** SHORT EXERCISE **
For this exercise, repeat all of the material verbatim apart from its images.

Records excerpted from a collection
"""

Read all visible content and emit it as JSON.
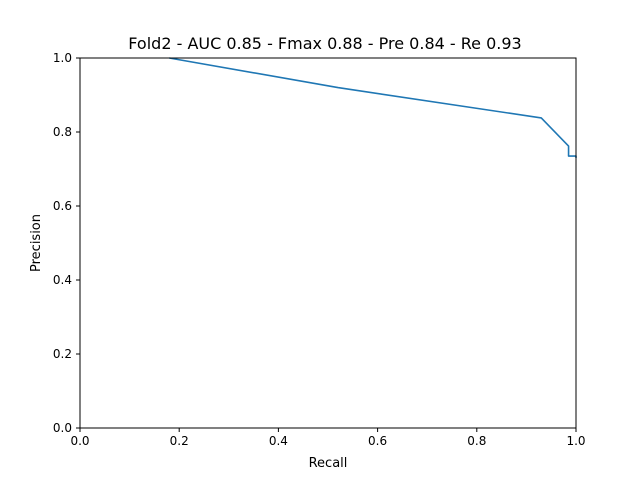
{
  "chart_data": {
    "type": "line",
    "title": "Fold2 - AUC 0.85 - Fmax 0.88 - Pre 0.84 - Re 0.93",
    "xlabel": "Recall",
    "ylabel": "Precision",
    "xlim": [
      0.0,
      1.0
    ],
    "ylim": [
      0.0,
      1.0
    ],
    "xticks": [
      "0.0",
      "0.2",
      "0.4",
      "0.6",
      "0.8",
      "1.0"
    ],
    "yticks": [
      "0.0",
      "0.2",
      "0.4",
      "0.6",
      "0.8",
      "1.0"
    ],
    "grid": false,
    "series": [
      {
        "color": "#1f77b4",
        "x": [
          0.18,
          0.52,
          0.93,
          0.985,
          0.985,
          1.0,
          1.0
        ],
        "y": [
          1.0,
          0.92,
          0.838,
          0.762,
          0.735,
          0.735,
          0.73
        ]
      }
    ]
  }
}
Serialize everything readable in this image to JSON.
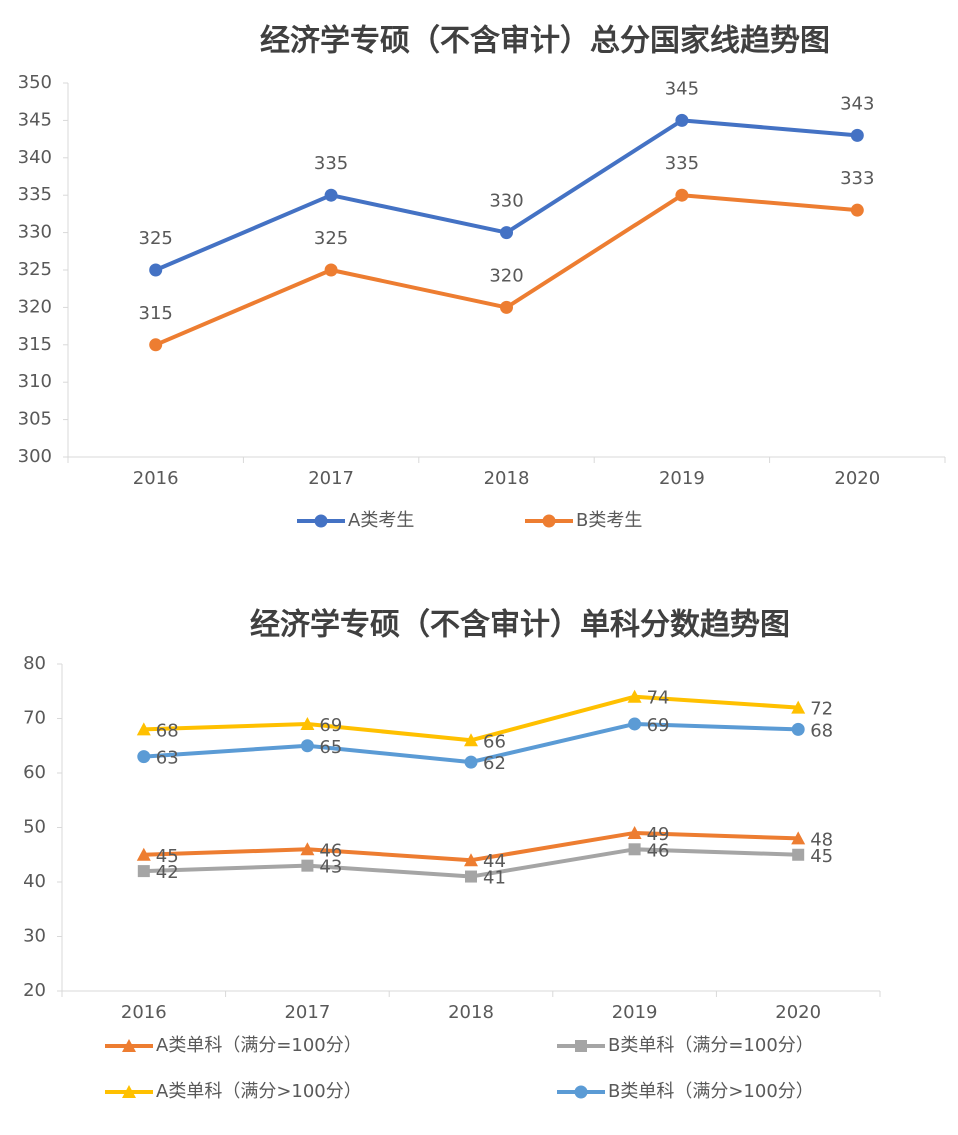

"""

** EXERCISE SOLUTION **
Read all visible content and emit it as JSON.
{
  "chart_data": {
    "type": "line",
    "title": "Fold2 - AUC 0.85 - Fmax 0.88 - Pre 0.84 - Re 0.93",
    "xlabel": "Recall",
    "ylabel": "Precision",
    "xlim": [
      0.0,
      1.0
    ],
    "ylim": [
      0.0,
      1.0
    ],
    "xticks": [
      "0.0",
      "0.2",
      "0.4",
      "0.6",
      "0.8",
      "1.0"
    ],
    "yticks": [
      "0.0",
      "0.2",
      "0.4",
      "0.6",
      "0.8",
      "1.0"
    ],
    "grid": false,
    "series": [
      {
        "color": "#1f77b4",
        "x": [
          0.18,
          0.52,
          0.93,
          0.985,
          0.985,
          1.0,
          1.0
        ],
        "y": [
          1.0,
          0.92,
          0.838,
          0.762,
          0.735,
          0.735,
          0.73
        ]
      }
    ]
  }
}
Serialize everything readable in this image to JSON.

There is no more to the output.